_Provided entries_.
* * *

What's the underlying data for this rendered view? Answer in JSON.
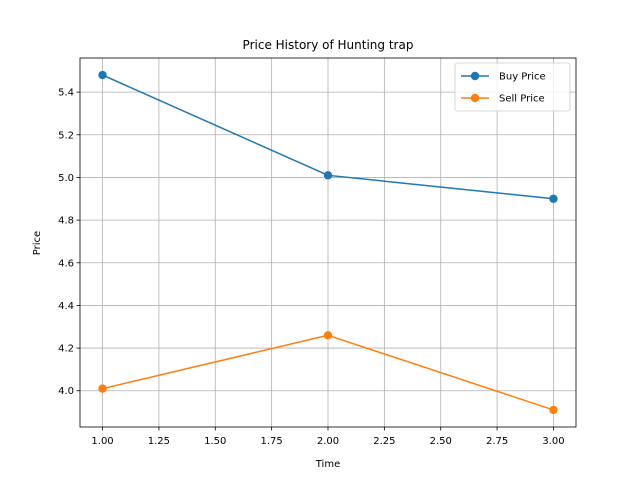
{
  "chart_data": {
    "type": "line",
    "title": "Price History of Hunting trap",
    "xlabel": "Time",
    "ylabel": "Price",
    "x": [
      1.0,
      2.0,
      3.0
    ],
    "xlim": [
      0.9,
      3.1
    ],
    "ylim": [
      3.83,
      5.56
    ],
    "xticks": [
      "1.00",
      "1.25",
      "1.50",
      "1.75",
      "2.00",
      "2.25",
      "2.50",
      "2.75",
      "3.00"
    ],
    "yticks": [
      "4.0",
      "4.2",
      "4.4",
      "4.6",
      "4.8",
      "5.0",
      "5.2",
      "5.4"
    ],
    "grid": true,
    "legend_position": "top-right",
    "series": [
      {
        "name": "Buy Price",
        "values": [
          5.48,
          5.01,
          4.9
        ],
        "color": "#1f77b4",
        "marker": "circle"
      },
      {
        "name": "Sell Price",
        "values": [
          4.01,
          4.26,
          3.91
        ],
        "color": "#ff7f0e",
        "marker": "circle"
      }
    ]
  }
}
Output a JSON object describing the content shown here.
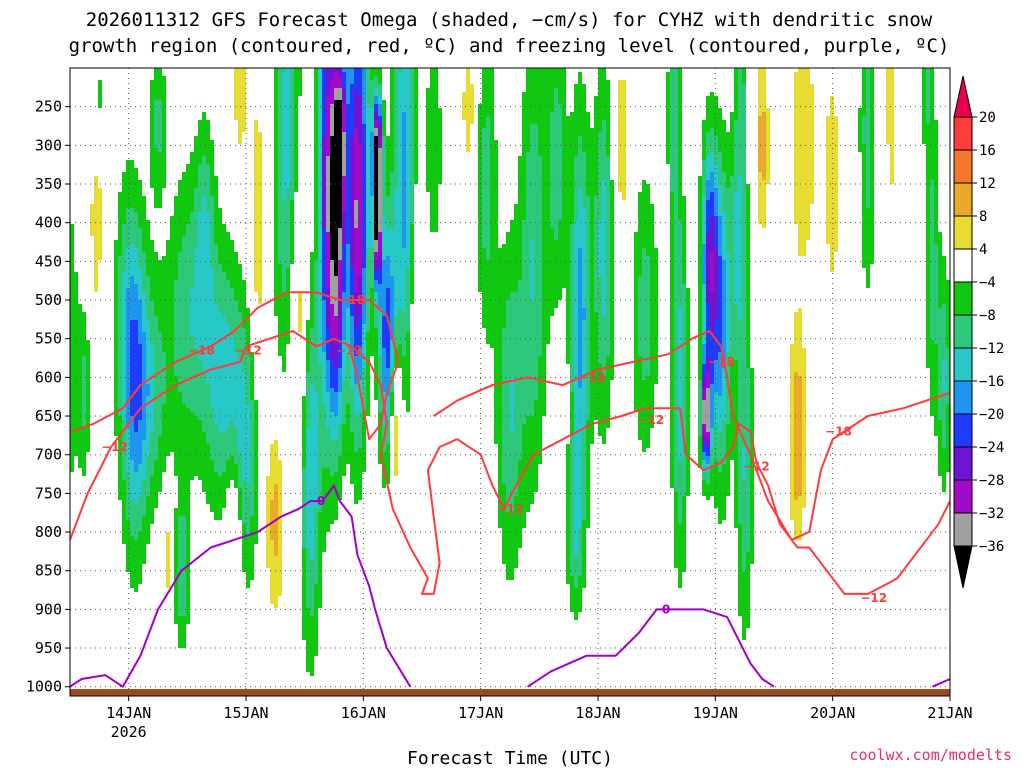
{
  "chart_data": {
    "type": "heatmap",
    "title_line1": "2026011312 GFS Forecast Omega (shaded, −cm/s) for CYHZ with dendritic snow",
    "title_line2": "growth region (contoured, red, ºC) and freezing level (contoured, purple, ºC)",
    "xlabel": "Forecast Time (UTC)",
    "credit": "coolwx.com/modelts",
    "x_ticks": [
      {
        "t": 0.5,
        "label": "14JAN",
        "sub": "2026"
      },
      {
        "t": 1.5,
        "label": "15JAN",
        "sub": ""
      },
      {
        "t": 2.5,
        "label": "16JAN",
        "sub": ""
      },
      {
        "t": 3.5,
        "label": "17JAN",
        "sub": ""
      },
      {
        "t": 4.5,
        "label": "18JAN",
        "sub": ""
      },
      {
        "t": 5.5,
        "label": "19JAN",
        "sub": ""
      },
      {
        "t": 6.5,
        "label": "20JAN",
        "sub": ""
      },
      {
        "t": 7.5,
        "label": "21JAN",
        "sub": ""
      }
    ],
    "x_range_days": [
      0,
      7.5
    ],
    "y_ticks": [
      250,
      300,
      350,
      400,
      450,
      500,
      550,
      600,
      650,
      700,
      750,
      800,
      850,
      900,
      950,
      1000
    ],
    "y_range_hpa": [
      200,
      1012
    ],
    "colorbar": {
      "labels": [
        "20",
        "16",
        "12",
        "8",
        "4",
        "−4",
        "−8",
        "−12",
        "−16",
        "−20",
        "−24",
        "−28",
        "−32",
        "−36"
      ],
      "colors": [
        "#e8004a",
        "#ff3c3c",
        "#f5782a",
        "#e8aa28",
        "#e6dc32",
        "#ffffff",
        "#0fc80f",
        "#2ec87a",
        "#28c8c8",
        "#1e96f0",
        "#1e3cff",
        "#6e14d2",
        "#a00ac8",
        "#a0a0a0",
        "#000000"
      ]
    },
    "omega_features": [
      {
        "t": 0.0,
        "p": 560,
        "omega": -8,
        "sd": 0.05,
        "sp": 140
      },
      {
        "t": 0.12,
        "p": 620,
        "omega": -9,
        "sd": 0.04,
        "sp": 80
      },
      {
        "t": 0.22,
        "p": 380,
        "omega": 6,
        "sd": 0.04,
        "sp": 130
      },
      {
        "t": 0.32,
        "p": 330,
        "omega": 5,
        "sd": 0.05,
        "sp": 90
      },
      {
        "t": 0.25,
        "p": 250,
        "omega": -8,
        "sd": 0.05,
        "sp": 60
      },
      {
        "t": 0.55,
        "p": 650,
        "omega": -14,
        "sd": 0.08,
        "sp": 140
      },
      {
        "t": 0.5,
        "p": 500,
        "omega": -10,
        "sd": 0.1,
        "sp": 120
      },
      {
        "t": 0.75,
        "p": 270,
        "omega": -9,
        "sd": 0.05,
        "sp": 70
      },
      {
        "t": 0.7,
        "p": 620,
        "omega": -10,
        "sd": 0.1,
        "sp": 100
      },
      {
        "t": 0.85,
        "p": 830,
        "omega": 7,
        "sd": 0.04,
        "sp": 60
      },
      {
        "t": 0.95,
        "p": 850,
        "omega": -12,
        "sd": 0.05,
        "sp": 70
      },
      {
        "t": 1.0,
        "p": 520,
        "omega": -11,
        "sd": 0.12,
        "sp": 130
      },
      {
        "t": 1.15,
        "p": 400,
        "omega": -9,
        "sd": 0.06,
        "sp": 100
      },
      {
        "t": 1.3,
        "p": 600,
        "omega": -14,
        "sd": 0.12,
        "sp": 120
      },
      {
        "t": 1.45,
        "p": 230,
        "omega": 6,
        "sd": 0.05,
        "sp": 80
      },
      {
        "t": 1.4,
        "p": 800,
        "omega": 9,
        "sd": 0.05,
        "sp": 80
      },
      {
        "t": 1.5,
        "p": 700,
        "omega": -12,
        "sd": 0.08,
        "sp": 120
      },
      {
        "t": 1.6,
        "p": 420,
        "omega": 7,
        "sd": 0.05,
        "sp": 150
      },
      {
        "t": 1.75,
        "p": 780,
        "omega": 10,
        "sd": 0.06,
        "sp": 90
      },
      {
        "t": 1.85,
        "p": 300,
        "omega": -14,
        "sd": 0.08,
        "sp": 220
      },
      {
        "t": 1.95,
        "p": 520,
        "omega": 10,
        "sd": 0.06,
        "sp": 140
      },
      {
        "t": 2.05,
        "p": 720,
        "omega": -16,
        "sd": 0.06,
        "sp": 160
      },
      {
        "t": 2.2,
        "p": 330,
        "omega": -28,
        "sd": 0.06,
        "sp": 220
      },
      {
        "t": 2.28,
        "p": 480,
        "omega": -22,
        "sd": 0.05,
        "sp": 140
      },
      {
        "t": 2.3,
        "p": 290,
        "omega": -26,
        "sd": 0.04,
        "sp": 80
      },
      {
        "t": 2.45,
        "p": 300,
        "omega": -20,
        "sd": 0.08,
        "sp": 200
      },
      {
        "t": 2.45,
        "p": 460,
        "omega": -16,
        "sd": 0.05,
        "sp": 160
      },
      {
        "t": 2.62,
        "p": 400,
        "omega": -36,
        "sd": 0.025,
        "sp": 60
      },
      {
        "t": 2.62,
        "p": 300,
        "omega": -30,
        "sd": 0.03,
        "sp": 50
      },
      {
        "t": 2.7,
        "p": 550,
        "omega": -22,
        "sd": 0.05,
        "sp": 110
      },
      {
        "t": 2.78,
        "p": 660,
        "omega": 12,
        "sd": 0.04,
        "sp": 70
      },
      {
        "t": 2.85,
        "p": 350,
        "omega": -18,
        "sd": 0.07,
        "sp": 200
      },
      {
        "t": 2.95,
        "p": 500,
        "omega": 6,
        "sd": 0.05,
        "sp": 120
      },
      {
        "t": 3.1,
        "p": 300,
        "omega": -8,
        "sd": 0.05,
        "sp": 100
      },
      {
        "t": 3.4,
        "p": 250,
        "omega": 6,
        "sd": 0.05,
        "sp": 70
      },
      {
        "t": 3.55,
        "p": 350,
        "omega": -10,
        "sd": 0.06,
        "sp": 140
      },
      {
        "t": 3.75,
        "p": 640,
        "omega": -12,
        "sd": 0.08,
        "sp": 150
      },
      {
        "t": 3.95,
        "p": 450,
        "omega": -12,
        "sd": 0.08,
        "sp": 200
      },
      {
        "t": 4.15,
        "p": 320,
        "omega": -10,
        "sd": 0.06,
        "sp": 130
      },
      {
        "t": 4.35,
        "p": 520,
        "omega": -18,
        "sd": 0.06,
        "sp": 180
      },
      {
        "t": 4.3,
        "p": 800,
        "omega": -10,
        "sd": 0.05,
        "sp": 70
      },
      {
        "t": 4.55,
        "p": 430,
        "omega": -14,
        "sd": 0.06,
        "sp": 160
      },
      {
        "t": 4.7,
        "p": 300,
        "omega": 6,
        "sd": 0.06,
        "sp": 110
      },
      {
        "t": 4.9,
        "p": 520,
        "omega": -10,
        "sd": 0.08,
        "sp": 130
      },
      {
        "t": 5.15,
        "p": 250,
        "omega": -10,
        "sd": 0.04,
        "sp": 140
      },
      {
        "t": 5.2,
        "p": 620,
        "omega": -14,
        "sd": 0.05,
        "sp": 160
      },
      {
        "t": 5.45,
        "p": 450,
        "omega": -24,
        "sd": 0.05,
        "sp": 110
      },
      {
        "t": 5.42,
        "p": 650,
        "omega": -34,
        "sd": 0.03,
        "sp": 50
      },
      {
        "t": 5.55,
        "p": 530,
        "omega": -18,
        "sd": 0.06,
        "sp": 150
      },
      {
        "t": 5.7,
        "p": 420,
        "omega": -14,
        "sd": 0.05,
        "sp": 100
      },
      {
        "t": 5.75,
        "p": 720,
        "omega": -12,
        "sd": 0.05,
        "sp": 150
      },
      {
        "t": 5.72,
        "p": 230,
        "omega": -8,
        "sd": 0.04,
        "sp": 60
      },
      {
        "t": 5.9,
        "p": 300,
        "omega": 10,
        "sd": 0.04,
        "sp": 80
      },
      {
        "t": 6.2,
        "p": 680,
        "omega": 12,
        "sd": 0.05,
        "sp": 90
      },
      {
        "t": 6.25,
        "p": 300,
        "omega": 6,
        "sd": 0.1,
        "sp": 150
      },
      {
        "t": 6.5,
        "p": 350,
        "omega": 6,
        "sd": 0.05,
        "sp": 120
      },
      {
        "t": 6.8,
        "p": 280,
        "omega": -10,
        "sd": 0.05,
        "sp": 150
      },
      {
        "t": 7.0,
        "p": 250,
        "omega": 5,
        "sd": 0.05,
        "sp": 150
      },
      {
        "t": 7.35,
        "p": 450,
        "omega": -10,
        "sd": 0.04,
        "sp": 140
      },
      {
        "t": 7.45,
        "p": 600,
        "omega": -12,
        "sd": 0.04,
        "sp": 100
      },
      {
        "t": 7.3,
        "p": 220,
        "omega": -8,
        "sd": 0.04,
        "sp": 60
      }
    ],
    "terrain_hpa": 1003,
    "isotherm_m12_label": "−12",
    "isotherm_m18_label": "−18",
    "freezing_label": "0",
    "isotherm_m12": [
      [
        [
          0.0,
          810
        ],
        [
          0.15,
          750
        ],
        [
          0.35,
          690
        ],
        [
          0.6,
          640
        ],
        [
          0.9,
          610
        ],
        [
          1.2,
          590
        ],
        [
          1.45,
          580
        ],
        [
          1.5,
          560
        ],
        [
          1.7,
          550
        ],
        [
          1.9,
          540
        ],
        [
          2.1,
          560
        ],
        [
          2.25,
          550
        ],
        [
          2.4,
          560
        ],
        [
          2.55,
          580
        ],
        [
          2.65,
          610
        ],
        [
          2.7,
          660
        ],
        [
          2.65,
          700
        ],
        [
          2.75,
          770
        ],
        [
          2.9,
          820
        ],
        [
          3.05,
          860
        ],
        [
          3.0,
          880
        ],
        [
          3.1,
          880
        ],
        [
          3.15,
          840
        ],
        [
          3.1,
          780
        ],
        [
          3.05,
          720
        ],
        [
          3.15,
          690
        ],
        [
          3.3,
          680
        ],
        [
          3.5,
          700
        ],
        [
          3.6,
          740
        ],
        [
          3.7,
          770
        ],
        [
          3.8,
          740
        ],
        [
          3.95,
          700
        ],
        [
          4.2,
          680
        ],
        [
          4.45,
          660
        ],
        [
          4.7,
          650
        ],
        [
          4.9,
          640
        ],
        [
          5.2,
          640
        ]
      ],
      [
        [
          5.2,
          640
        ],
        [
          5.25,
          700
        ],
        [
          5.4,
          720
        ],
        [
          5.55,
          710
        ],
        [
          5.65,
          690
        ],
        [
          5.7,
          660
        ],
        [
          5.8,
          670
        ],
        [
          5.85,
          710
        ],
        [
          5.95,
          740
        ],
        [
          6.05,
          790
        ],
        [
          6.2,
          820
        ],
        [
          6.3,
          820
        ],
        [
          6.45,
          850
        ],
        [
          6.6,
          880
        ],
        [
          6.8,
          880
        ],
        [
          7.05,
          860
        ],
        [
          7.2,
          830
        ],
        [
          7.4,
          790
        ],
        [
          7.5,
          760
        ]
      ]
    ],
    "isotherm_m18": [
      [
        [
          0.0,
          670
        ],
        [
          0.2,
          660
        ],
        [
          0.45,
          640
        ],
        [
          0.6,
          610
        ],
        [
          0.9,
          580
        ],
        [
          1.2,
          560
        ],
        [
          1.4,
          540
        ],
        [
          1.6,
          510
        ],
        [
          1.85,
          490
        ],
        [
          2.1,
          490
        ],
        [
          2.3,
          500
        ],
        [
          2.55,
          500
        ],
        [
          2.7,
          520
        ],
        [
          2.8,
          580
        ],
        [
          2.7,
          620
        ],
        [
          2.65,
          660
        ],
        [
          2.55,
          680
        ],
        [
          2.45,
          600
        ],
        [
          2.4,
          570
        ]
      ],
      [
        [
          3.1,
          650
        ],
        [
          3.3,
          630
        ],
        [
          3.6,
          610
        ],
        [
          3.9,
          600
        ],
        [
          4.2,
          610
        ],
        [
          4.5,
          590
        ],
        [
          4.8,
          580
        ],
        [
          5.1,
          570
        ],
        [
          5.3,
          550
        ],
        [
          5.45,
          540
        ],
        [
          5.55,
          560
        ],
        [
          5.6,
          600
        ],
        [
          5.65,
          650
        ],
        [
          5.8,
          700
        ],
        [
          5.95,
          760
        ],
        [
          6.15,
          810
        ],
        [
          6.3,
          800
        ],
        [
          6.4,
          720
        ],
        [
          6.5,
          680
        ],
        [
          6.6,
          670
        ],
        [
          6.8,
          650
        ],
        [
          7.1,
          640
        ],
        [
          7.3,
          630
        ],
        [
          7.5,
          620
        ]
      ]
    ],
    "freezing_level": [
      [
        [
          0.0,
          1000
        ],
        [
          0.1,
          990
        ],
        [
          0.3,
          985
        ],
        [
          0.45,
          1000
        ],
        [
          0.6,
          960
        ],
        [
          0.75,
          900
        ],
        [
          0.95,
          850
        ],
        [
          1.2,
          820
        ],
        [
          1.4,
          810
        ],
        [
          1.6,
          800
        ],
        [
          1.8,
          780
        ],
        [
          1.95,
          770
        ],
        [
          2.05,
          760
        ],
        [
          2.15,
          760
        ],
        [
          2.25,
          740
        ],
        [
          2.3,
          760
        ],
        [
          2.4,
          780
        ],
        [
          2.45,
          830
        ],
        [
          2.55,
          870
        ],
        [
          2.6,
          900
        ],
        [
          2.7,
          950
        ],
        [
          2.9,
          1000
        ]
      ],
      [
        [
          3.9,
          1000
        ],
        [
          4.1,
          980
        ],
        [
          4.4,
          960
        ],
        [
          4.65,
          960
        ],
        [
          4.85,
          930
        ],
        [
          5.0,
          900
        ],
        [
          5.2,
          900
        ],
        [
          5.4,
          900
        ],
        [
          5.6,
          910
        ],
        [
          5.7,
          940
        ],
        [
          5.8,
          970
        ],
        [
          5.9,
          990
        ],
        [
          6.0,
          1000
        ]
      ],
      [
        [
          7.35,
          1000
        ],
        [
          7.5,
          990
        ]
      ]
    ]
  }
}
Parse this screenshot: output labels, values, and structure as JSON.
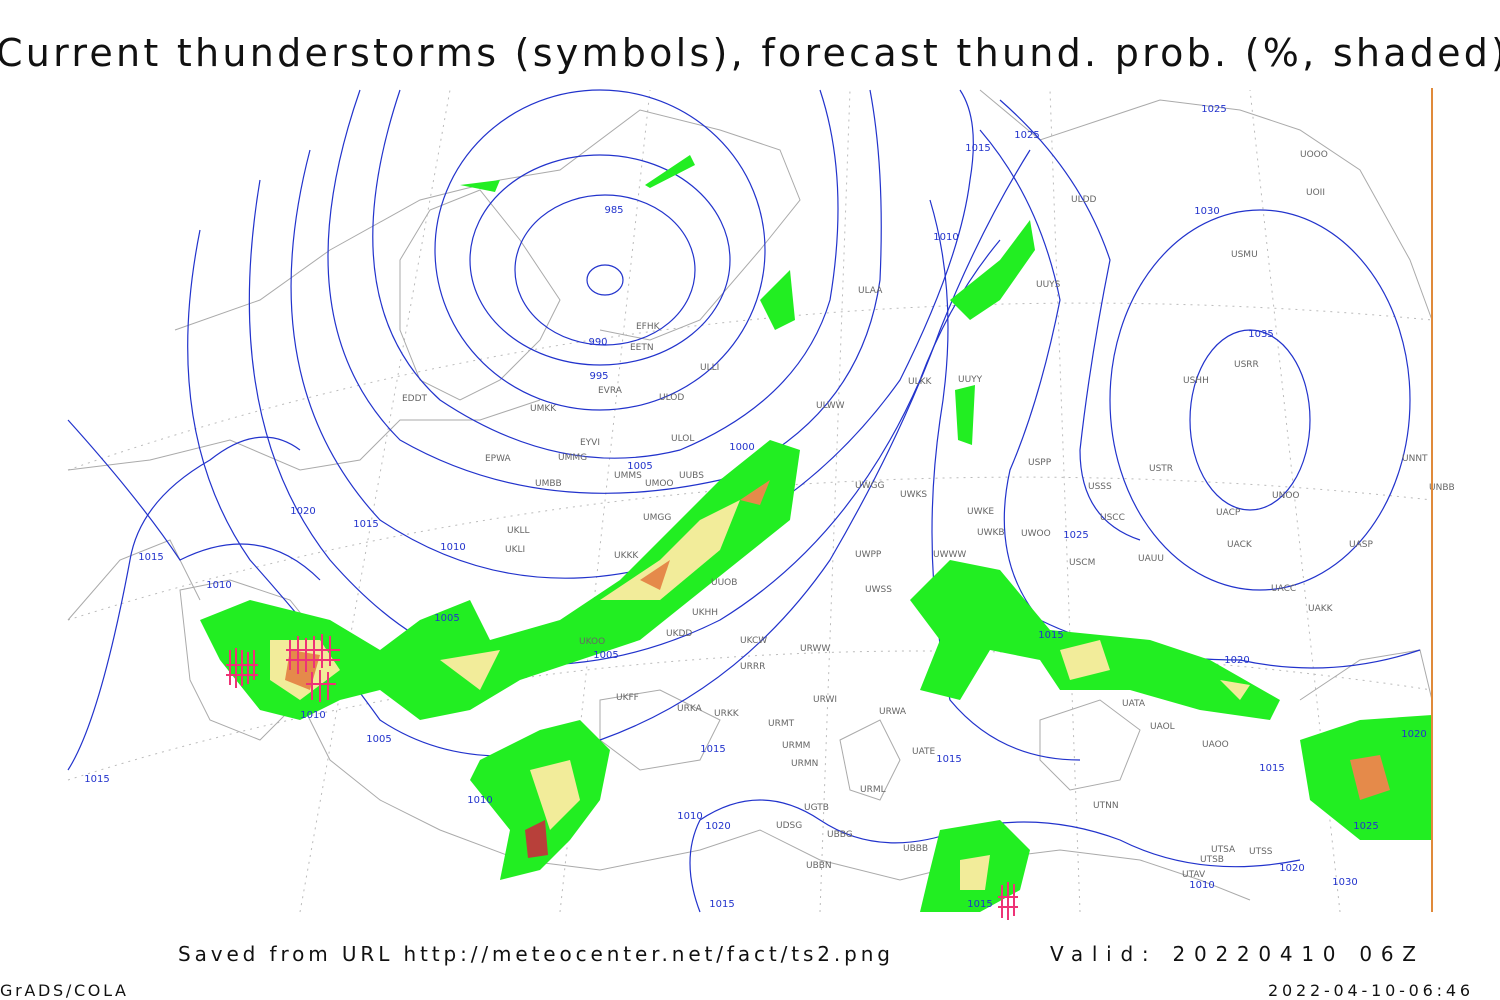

* * *

_Problem requirements_. Reproduce each line holding the word "Price".

_Task output_.
    "title": "Price History of Hunting trap",
    "ylabel": "Price",
        "name": "Buy Price",
        "name": "Sell Price",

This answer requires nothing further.